**AIM:** Isolate every line in the records below with "chválami" in it.

Recorded data:
## begin
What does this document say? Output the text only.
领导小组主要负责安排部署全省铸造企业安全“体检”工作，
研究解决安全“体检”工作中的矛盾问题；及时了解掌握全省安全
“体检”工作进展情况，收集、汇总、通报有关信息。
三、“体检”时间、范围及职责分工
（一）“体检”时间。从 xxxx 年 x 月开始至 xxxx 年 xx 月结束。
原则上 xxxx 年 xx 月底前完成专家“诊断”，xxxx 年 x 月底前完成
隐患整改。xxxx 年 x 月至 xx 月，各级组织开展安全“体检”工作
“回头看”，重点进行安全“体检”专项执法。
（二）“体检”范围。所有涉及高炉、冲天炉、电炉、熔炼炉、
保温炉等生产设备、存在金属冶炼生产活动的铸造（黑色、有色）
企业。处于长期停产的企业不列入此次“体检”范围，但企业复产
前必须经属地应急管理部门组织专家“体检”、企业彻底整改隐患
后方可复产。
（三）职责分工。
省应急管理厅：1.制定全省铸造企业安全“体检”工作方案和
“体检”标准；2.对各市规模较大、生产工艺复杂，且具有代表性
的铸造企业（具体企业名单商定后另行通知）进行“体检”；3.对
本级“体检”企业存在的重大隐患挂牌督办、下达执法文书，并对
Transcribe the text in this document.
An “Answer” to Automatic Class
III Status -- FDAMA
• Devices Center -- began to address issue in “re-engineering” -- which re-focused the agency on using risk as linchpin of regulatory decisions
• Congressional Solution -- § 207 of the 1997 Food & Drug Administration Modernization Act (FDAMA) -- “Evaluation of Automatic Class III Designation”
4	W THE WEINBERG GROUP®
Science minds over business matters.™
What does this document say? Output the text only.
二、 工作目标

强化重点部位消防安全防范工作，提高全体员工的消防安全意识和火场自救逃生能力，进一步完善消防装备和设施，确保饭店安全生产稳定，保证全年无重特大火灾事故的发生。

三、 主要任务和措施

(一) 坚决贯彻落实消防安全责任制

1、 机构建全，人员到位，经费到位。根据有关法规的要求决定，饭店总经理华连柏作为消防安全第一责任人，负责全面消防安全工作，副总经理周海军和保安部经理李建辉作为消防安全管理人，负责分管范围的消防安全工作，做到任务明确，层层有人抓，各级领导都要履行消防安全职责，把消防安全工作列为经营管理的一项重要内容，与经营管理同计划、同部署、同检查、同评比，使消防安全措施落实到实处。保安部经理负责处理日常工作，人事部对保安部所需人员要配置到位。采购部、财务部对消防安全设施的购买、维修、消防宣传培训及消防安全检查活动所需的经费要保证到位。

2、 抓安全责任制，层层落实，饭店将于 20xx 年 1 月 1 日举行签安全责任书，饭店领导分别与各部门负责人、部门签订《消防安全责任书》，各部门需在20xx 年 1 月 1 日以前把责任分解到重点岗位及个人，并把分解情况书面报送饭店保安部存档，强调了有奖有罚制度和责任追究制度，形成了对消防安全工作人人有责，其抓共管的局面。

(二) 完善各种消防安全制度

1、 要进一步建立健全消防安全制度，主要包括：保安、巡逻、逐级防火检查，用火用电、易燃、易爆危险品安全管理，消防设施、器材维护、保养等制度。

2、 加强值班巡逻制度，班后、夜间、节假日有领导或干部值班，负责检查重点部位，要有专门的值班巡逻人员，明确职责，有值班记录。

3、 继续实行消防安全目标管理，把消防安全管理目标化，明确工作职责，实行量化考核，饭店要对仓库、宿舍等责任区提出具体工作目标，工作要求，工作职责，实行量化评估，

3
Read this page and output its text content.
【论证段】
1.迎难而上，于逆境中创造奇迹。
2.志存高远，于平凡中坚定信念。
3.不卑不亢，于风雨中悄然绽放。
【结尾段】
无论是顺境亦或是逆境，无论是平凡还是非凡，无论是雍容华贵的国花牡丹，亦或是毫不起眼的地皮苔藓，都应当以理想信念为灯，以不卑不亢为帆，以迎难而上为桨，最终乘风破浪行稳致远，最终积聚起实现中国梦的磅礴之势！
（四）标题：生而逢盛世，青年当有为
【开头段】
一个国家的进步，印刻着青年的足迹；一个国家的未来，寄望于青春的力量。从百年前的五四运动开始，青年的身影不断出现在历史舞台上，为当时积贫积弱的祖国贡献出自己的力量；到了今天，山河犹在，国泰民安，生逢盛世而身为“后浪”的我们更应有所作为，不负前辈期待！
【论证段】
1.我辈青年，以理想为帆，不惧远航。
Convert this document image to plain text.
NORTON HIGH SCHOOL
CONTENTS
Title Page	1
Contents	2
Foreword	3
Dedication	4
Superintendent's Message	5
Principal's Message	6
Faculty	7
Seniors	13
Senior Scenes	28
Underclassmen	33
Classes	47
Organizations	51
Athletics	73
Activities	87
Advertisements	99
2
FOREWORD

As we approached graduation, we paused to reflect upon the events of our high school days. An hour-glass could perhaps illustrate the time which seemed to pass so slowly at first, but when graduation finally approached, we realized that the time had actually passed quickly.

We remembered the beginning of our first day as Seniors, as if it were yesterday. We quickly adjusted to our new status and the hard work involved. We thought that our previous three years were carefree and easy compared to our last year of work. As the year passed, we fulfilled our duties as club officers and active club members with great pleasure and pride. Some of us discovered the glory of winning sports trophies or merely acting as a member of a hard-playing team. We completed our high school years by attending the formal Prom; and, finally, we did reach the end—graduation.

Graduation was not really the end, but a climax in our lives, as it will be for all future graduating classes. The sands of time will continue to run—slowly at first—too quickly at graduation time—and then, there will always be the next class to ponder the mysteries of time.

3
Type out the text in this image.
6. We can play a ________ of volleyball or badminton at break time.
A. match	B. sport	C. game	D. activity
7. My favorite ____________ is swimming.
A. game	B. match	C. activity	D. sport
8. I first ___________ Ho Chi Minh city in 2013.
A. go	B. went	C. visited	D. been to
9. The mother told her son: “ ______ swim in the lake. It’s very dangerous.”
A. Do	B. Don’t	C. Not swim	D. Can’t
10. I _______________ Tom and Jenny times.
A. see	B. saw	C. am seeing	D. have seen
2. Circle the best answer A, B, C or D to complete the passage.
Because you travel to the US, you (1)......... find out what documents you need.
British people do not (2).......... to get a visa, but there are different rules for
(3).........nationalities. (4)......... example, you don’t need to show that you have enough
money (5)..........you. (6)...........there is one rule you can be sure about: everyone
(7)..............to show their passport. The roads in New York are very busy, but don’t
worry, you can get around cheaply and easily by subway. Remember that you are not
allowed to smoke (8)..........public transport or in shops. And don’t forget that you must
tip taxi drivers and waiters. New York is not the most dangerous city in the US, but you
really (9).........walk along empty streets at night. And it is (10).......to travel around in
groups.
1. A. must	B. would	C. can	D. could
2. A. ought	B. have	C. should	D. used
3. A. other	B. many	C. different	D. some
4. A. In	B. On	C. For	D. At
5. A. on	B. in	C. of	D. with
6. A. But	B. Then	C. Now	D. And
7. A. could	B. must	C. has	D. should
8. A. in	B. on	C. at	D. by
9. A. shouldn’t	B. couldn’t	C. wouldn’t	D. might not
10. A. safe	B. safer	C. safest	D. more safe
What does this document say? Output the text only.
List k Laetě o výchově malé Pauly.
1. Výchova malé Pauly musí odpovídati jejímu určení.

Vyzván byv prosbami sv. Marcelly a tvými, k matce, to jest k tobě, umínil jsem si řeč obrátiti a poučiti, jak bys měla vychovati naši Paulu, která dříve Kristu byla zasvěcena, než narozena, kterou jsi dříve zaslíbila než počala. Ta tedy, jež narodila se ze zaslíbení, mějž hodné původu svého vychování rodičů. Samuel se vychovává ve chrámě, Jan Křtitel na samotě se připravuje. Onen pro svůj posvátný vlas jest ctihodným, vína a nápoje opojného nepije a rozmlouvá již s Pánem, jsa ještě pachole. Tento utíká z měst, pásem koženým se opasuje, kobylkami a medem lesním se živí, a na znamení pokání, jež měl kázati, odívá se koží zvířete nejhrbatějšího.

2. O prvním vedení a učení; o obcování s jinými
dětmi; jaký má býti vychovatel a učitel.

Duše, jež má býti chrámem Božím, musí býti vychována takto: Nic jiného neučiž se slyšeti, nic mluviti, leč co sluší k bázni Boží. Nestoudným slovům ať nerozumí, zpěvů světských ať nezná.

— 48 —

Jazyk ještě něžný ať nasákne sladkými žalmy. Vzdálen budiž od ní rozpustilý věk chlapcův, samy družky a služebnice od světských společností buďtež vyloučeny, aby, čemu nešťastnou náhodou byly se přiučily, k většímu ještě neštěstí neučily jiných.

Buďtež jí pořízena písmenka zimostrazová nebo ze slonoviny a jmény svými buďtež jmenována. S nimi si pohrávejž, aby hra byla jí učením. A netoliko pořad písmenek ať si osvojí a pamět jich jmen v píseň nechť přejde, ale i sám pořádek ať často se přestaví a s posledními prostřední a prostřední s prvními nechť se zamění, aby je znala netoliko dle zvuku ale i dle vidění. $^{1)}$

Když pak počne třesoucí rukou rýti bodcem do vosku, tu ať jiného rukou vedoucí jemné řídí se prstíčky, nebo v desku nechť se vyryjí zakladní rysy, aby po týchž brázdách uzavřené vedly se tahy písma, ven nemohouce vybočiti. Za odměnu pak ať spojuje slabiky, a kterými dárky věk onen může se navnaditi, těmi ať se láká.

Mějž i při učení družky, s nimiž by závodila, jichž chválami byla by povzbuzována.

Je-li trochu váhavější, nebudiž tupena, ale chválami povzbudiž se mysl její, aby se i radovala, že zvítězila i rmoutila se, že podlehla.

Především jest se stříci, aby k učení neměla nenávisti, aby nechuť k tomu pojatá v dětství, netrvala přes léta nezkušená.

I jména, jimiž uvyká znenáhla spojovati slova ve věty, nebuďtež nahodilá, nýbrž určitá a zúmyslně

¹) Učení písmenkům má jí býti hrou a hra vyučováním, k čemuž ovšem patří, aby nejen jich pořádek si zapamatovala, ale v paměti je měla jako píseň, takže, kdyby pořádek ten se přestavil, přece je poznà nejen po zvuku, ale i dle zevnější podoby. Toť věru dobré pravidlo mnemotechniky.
## end
**FINISHED TASK:**
Mějž i při učení družky, s nimiž by závodila, jichž chválami byla by povzbuzována.
Je-li trochu váhavější, nebudiž tupena, ale chválami povzbudiž se mysl její, aby se i radovala, že zvítězila i rmoutila se, že podlehla.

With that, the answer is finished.